▶ _Description of the task_
Check each line of the entries below for the word "dimmed", and copy out the ones that have it.
********
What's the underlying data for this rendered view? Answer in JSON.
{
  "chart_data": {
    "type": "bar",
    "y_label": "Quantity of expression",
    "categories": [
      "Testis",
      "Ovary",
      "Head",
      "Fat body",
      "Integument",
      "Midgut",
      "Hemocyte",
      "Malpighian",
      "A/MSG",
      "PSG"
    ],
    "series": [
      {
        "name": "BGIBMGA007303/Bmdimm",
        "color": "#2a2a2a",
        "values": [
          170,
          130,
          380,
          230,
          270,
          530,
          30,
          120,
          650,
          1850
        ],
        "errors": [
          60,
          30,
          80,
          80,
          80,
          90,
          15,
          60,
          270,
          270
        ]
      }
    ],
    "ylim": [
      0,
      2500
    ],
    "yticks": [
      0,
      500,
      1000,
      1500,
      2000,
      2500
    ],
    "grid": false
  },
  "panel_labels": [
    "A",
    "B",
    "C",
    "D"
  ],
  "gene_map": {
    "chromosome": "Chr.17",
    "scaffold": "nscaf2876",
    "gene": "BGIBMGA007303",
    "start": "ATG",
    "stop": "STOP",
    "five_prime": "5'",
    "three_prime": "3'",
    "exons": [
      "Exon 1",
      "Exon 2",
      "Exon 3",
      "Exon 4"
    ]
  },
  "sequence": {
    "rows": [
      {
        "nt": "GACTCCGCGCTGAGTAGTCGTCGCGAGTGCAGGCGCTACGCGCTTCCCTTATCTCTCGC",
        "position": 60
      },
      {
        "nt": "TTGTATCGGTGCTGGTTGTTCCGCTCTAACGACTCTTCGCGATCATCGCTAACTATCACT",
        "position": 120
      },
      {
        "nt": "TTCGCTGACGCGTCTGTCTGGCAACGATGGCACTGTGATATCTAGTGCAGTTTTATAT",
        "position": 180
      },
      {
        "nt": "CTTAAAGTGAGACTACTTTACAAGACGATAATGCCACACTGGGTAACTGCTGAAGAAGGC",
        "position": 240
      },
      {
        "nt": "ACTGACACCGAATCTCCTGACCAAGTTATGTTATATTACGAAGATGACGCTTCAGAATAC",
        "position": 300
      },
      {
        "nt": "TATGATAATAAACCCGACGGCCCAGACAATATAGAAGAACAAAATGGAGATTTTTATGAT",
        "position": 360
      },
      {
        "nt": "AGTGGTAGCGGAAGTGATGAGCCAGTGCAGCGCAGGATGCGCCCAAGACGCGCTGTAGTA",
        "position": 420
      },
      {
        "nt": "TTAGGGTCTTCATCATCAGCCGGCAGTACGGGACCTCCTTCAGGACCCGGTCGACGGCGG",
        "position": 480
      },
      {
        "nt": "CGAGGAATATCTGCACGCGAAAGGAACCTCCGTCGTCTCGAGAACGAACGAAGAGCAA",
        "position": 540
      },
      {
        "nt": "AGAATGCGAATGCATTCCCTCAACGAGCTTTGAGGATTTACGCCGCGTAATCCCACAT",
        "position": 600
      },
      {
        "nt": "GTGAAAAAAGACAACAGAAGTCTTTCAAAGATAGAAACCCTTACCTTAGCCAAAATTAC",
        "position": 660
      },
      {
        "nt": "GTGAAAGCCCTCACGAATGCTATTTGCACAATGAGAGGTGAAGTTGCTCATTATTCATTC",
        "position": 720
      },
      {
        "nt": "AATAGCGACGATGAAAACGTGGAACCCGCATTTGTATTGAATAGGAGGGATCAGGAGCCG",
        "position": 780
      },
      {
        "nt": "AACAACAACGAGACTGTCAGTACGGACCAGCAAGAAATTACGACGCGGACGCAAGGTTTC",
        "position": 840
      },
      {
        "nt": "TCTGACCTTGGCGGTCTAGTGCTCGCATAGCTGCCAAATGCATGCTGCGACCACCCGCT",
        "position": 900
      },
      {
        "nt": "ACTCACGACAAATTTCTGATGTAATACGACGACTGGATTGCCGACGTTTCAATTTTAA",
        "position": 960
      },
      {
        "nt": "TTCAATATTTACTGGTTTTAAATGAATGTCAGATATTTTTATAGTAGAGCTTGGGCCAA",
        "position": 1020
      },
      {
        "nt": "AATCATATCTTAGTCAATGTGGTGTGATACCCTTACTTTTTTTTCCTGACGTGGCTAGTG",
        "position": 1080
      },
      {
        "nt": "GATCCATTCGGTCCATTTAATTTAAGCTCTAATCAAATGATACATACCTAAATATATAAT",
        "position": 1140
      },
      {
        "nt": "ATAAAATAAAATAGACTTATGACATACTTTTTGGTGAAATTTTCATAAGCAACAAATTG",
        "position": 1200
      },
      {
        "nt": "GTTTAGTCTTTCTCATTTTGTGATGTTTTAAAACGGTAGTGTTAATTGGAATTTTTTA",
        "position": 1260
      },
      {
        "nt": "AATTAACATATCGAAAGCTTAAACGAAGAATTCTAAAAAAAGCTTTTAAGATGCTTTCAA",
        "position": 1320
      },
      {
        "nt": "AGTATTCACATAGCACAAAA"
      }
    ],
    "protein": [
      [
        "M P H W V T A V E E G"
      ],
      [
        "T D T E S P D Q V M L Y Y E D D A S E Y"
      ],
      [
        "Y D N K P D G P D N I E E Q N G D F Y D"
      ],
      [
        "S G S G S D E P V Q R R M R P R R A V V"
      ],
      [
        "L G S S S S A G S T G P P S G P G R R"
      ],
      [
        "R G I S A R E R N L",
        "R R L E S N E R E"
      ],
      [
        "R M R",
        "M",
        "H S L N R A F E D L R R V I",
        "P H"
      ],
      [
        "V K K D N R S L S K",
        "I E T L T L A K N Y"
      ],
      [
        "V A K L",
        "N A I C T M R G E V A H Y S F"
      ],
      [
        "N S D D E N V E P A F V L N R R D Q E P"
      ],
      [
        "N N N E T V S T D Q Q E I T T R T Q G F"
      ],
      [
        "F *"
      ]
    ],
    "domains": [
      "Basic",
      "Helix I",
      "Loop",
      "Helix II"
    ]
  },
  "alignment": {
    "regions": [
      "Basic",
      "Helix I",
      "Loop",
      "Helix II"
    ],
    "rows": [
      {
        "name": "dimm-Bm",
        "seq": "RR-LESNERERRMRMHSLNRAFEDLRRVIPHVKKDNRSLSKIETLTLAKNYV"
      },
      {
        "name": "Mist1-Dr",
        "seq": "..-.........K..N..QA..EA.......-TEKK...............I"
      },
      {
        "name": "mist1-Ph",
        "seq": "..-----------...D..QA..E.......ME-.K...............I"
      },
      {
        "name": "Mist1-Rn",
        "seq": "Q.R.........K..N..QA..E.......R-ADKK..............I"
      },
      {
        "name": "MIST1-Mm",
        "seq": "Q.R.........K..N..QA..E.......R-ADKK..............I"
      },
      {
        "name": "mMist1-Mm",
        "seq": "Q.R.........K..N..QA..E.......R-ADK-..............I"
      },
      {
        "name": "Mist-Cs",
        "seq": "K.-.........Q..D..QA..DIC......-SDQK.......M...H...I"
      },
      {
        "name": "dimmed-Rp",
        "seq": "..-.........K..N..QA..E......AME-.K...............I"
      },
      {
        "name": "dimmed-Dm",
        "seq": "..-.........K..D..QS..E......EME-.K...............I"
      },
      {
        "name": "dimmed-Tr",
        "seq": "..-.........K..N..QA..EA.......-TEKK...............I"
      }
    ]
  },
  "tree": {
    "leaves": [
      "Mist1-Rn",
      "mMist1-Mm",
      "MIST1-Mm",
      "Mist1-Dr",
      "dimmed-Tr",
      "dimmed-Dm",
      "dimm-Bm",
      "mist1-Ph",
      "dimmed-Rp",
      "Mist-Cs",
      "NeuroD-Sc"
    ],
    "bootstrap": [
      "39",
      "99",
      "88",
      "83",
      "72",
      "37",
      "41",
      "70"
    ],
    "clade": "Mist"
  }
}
********
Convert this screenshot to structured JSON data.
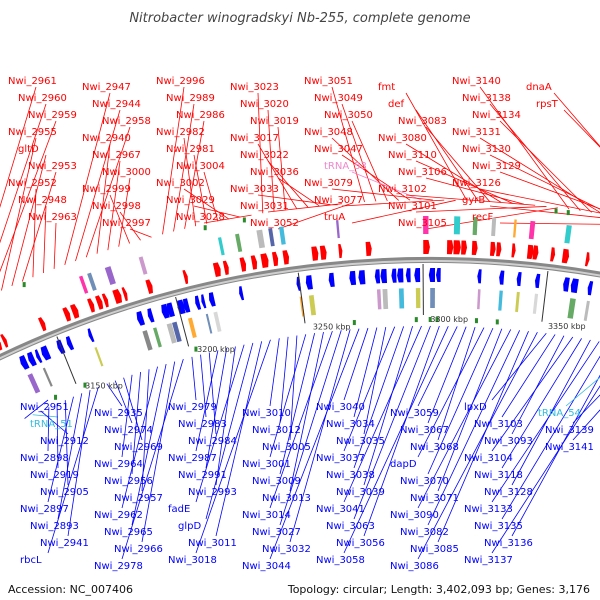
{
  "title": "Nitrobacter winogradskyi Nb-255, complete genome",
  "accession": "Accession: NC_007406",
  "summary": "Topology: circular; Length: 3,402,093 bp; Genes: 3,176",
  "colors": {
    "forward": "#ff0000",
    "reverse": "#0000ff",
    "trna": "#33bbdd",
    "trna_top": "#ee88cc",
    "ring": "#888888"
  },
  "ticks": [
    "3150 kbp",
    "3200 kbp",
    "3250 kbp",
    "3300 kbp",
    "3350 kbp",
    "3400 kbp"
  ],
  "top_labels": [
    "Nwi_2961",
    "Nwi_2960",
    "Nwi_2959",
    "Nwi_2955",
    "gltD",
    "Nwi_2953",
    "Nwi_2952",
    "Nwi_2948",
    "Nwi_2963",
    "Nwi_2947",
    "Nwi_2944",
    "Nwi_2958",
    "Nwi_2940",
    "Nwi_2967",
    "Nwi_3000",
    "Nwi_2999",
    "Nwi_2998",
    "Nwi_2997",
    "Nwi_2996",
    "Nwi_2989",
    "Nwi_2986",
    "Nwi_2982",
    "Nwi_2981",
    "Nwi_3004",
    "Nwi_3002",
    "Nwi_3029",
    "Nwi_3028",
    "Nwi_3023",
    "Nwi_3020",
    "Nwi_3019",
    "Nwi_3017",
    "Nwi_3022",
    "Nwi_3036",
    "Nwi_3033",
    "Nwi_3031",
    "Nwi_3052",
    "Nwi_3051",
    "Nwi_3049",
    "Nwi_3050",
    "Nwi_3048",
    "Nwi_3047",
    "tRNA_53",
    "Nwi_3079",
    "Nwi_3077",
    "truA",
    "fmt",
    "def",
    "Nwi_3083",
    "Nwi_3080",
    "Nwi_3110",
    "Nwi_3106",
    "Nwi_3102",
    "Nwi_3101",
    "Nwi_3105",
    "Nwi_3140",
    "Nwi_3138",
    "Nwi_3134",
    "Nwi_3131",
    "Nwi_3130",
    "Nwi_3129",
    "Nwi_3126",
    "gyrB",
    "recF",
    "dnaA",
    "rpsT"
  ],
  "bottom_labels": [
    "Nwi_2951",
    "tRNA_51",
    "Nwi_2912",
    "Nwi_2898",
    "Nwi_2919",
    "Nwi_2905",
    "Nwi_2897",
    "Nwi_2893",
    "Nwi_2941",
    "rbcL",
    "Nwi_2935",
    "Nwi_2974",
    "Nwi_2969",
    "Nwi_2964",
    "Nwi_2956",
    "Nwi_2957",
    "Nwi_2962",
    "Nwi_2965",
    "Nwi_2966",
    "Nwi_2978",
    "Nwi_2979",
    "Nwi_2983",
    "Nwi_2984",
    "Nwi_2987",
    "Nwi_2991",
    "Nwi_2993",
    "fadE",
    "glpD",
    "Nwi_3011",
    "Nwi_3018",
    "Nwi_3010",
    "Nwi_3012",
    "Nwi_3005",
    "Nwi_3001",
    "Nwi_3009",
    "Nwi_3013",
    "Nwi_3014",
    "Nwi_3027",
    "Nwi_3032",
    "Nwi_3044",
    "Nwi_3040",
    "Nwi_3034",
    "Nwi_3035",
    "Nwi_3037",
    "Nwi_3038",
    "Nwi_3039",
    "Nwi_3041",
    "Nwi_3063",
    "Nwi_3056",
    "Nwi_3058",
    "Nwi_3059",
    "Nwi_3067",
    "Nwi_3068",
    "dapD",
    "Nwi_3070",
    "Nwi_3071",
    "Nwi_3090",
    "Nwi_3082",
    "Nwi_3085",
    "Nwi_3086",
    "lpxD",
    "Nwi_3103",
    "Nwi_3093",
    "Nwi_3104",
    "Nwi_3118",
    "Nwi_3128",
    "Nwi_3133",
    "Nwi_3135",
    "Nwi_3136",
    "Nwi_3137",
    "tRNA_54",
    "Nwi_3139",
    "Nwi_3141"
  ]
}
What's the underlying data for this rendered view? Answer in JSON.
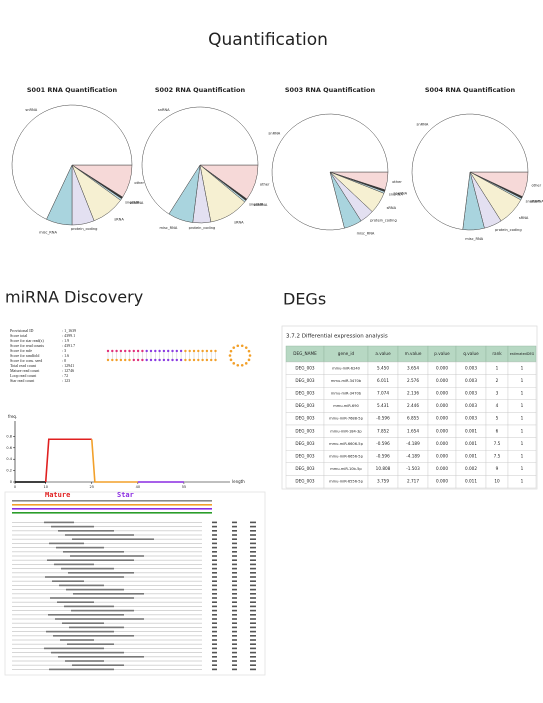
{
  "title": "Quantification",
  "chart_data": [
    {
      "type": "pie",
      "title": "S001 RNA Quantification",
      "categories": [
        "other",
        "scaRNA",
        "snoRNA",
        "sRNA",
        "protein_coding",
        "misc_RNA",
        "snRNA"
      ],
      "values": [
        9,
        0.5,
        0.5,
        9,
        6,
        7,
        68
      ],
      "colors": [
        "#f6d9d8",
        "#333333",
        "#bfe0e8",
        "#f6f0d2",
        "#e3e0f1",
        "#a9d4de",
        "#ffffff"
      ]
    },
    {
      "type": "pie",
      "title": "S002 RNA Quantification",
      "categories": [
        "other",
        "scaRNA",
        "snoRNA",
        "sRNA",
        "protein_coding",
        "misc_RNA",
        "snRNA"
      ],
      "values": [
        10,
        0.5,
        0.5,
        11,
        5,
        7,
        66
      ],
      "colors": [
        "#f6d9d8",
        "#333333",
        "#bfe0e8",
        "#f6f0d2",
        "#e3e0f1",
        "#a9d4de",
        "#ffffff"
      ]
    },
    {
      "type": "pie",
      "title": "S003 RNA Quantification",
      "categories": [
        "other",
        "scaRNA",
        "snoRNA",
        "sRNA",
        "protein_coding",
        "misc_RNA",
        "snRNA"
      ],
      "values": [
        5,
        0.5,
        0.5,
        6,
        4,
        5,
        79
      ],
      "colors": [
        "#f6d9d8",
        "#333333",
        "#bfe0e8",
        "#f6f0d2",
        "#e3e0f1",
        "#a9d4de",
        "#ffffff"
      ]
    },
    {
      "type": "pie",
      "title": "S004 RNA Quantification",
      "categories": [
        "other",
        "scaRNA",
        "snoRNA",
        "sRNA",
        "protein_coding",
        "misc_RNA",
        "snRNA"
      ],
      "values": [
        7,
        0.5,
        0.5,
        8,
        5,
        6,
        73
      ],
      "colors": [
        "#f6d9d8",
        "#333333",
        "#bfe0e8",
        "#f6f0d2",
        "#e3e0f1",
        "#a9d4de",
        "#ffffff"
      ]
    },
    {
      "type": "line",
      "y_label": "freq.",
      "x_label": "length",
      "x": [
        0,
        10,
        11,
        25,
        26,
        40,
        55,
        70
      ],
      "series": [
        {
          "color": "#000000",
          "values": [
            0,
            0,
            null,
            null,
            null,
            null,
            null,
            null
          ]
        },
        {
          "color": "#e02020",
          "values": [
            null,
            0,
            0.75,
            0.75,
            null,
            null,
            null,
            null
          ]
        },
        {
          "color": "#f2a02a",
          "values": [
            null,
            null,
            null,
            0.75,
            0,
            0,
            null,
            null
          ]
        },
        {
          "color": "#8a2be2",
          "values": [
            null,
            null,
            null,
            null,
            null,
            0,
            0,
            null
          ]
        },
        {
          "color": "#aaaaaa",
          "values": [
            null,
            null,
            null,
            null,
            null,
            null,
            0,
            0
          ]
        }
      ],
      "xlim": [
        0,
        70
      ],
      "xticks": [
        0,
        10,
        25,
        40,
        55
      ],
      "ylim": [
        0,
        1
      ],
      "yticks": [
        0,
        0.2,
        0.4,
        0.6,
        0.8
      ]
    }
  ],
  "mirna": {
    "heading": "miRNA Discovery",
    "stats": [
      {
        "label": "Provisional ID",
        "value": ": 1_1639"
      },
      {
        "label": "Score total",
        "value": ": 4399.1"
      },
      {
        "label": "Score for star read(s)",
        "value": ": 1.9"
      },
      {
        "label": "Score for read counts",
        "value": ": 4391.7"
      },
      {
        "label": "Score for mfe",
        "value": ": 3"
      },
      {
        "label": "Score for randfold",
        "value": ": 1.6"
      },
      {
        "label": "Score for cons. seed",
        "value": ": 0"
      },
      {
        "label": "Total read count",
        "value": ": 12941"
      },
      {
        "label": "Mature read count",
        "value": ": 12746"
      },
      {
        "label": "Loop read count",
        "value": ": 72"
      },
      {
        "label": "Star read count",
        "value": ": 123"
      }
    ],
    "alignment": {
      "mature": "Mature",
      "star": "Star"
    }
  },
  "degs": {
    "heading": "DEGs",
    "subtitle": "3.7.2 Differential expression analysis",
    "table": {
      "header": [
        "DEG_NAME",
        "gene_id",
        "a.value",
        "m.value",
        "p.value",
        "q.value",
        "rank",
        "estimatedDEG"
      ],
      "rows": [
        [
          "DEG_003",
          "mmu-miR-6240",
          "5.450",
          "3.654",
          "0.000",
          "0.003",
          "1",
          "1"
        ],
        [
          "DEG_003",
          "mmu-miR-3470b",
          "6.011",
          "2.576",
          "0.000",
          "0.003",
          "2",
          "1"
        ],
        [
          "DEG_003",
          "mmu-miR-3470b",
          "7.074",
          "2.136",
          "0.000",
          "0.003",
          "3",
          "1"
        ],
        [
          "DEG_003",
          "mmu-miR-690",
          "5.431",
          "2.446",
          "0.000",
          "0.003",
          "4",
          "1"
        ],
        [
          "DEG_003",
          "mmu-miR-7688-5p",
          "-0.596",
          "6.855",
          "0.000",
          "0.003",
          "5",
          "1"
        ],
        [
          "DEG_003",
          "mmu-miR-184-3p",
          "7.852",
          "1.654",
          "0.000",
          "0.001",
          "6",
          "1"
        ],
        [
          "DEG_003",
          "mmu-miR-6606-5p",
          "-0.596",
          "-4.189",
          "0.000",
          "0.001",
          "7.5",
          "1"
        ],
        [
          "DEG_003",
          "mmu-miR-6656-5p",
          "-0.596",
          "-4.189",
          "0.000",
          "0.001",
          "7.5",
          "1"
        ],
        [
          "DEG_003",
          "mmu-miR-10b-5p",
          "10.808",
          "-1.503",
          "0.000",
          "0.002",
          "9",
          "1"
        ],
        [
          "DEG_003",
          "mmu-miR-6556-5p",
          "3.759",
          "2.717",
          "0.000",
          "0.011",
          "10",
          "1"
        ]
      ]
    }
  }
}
********
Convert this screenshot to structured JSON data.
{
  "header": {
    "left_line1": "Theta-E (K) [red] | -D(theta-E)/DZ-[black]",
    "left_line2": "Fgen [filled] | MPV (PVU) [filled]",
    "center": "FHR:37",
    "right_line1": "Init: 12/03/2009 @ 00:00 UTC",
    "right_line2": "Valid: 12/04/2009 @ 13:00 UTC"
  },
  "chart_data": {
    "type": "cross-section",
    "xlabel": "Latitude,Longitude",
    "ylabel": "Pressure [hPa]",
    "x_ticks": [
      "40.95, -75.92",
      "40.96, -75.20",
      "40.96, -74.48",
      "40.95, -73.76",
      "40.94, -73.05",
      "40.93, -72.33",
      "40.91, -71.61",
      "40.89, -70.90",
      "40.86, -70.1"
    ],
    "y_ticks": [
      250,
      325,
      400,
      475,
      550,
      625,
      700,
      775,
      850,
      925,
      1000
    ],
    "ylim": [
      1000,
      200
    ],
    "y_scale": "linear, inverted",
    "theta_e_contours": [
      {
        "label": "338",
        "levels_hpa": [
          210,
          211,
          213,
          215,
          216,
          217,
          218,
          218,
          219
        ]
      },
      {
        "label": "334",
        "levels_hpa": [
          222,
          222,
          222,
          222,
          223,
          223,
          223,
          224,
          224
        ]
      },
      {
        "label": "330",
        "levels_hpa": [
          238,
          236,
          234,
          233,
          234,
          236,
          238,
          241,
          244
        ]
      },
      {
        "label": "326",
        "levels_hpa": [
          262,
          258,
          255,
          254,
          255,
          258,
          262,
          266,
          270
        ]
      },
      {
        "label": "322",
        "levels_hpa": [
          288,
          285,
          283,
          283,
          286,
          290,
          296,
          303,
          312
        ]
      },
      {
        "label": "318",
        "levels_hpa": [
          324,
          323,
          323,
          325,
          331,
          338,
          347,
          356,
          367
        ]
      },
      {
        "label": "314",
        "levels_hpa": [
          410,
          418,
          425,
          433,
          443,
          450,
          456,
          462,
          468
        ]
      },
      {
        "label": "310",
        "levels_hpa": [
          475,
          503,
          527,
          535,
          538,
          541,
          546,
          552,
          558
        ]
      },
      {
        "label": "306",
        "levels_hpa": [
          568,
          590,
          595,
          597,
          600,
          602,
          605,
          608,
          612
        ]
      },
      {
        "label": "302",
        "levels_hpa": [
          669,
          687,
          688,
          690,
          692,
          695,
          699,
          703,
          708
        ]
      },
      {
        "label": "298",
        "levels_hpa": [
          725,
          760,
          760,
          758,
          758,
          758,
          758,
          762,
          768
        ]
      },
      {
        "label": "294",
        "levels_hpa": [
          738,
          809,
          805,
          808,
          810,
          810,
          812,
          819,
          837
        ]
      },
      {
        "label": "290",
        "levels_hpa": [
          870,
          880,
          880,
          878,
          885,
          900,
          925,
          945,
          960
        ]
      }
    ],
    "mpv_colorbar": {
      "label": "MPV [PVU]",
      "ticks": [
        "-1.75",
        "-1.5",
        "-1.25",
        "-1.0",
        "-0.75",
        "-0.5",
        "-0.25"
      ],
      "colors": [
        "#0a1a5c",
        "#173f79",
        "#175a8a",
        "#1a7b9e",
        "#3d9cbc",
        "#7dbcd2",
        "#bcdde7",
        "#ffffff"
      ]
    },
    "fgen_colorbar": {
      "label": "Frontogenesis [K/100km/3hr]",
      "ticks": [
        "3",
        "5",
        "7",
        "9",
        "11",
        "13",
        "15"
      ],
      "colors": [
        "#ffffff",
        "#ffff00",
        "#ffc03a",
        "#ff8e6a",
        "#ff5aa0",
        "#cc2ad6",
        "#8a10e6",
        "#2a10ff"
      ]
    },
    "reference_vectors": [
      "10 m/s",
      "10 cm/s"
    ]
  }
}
********
▶ _Result for this task_
        "name": "dimmed-Rp",
        "name": "dimmed-Dm",
        "name": "dimmed-Tr",
      "dimmed-Tr",
      "dimmed-Dm",
      "dimmed-Rp",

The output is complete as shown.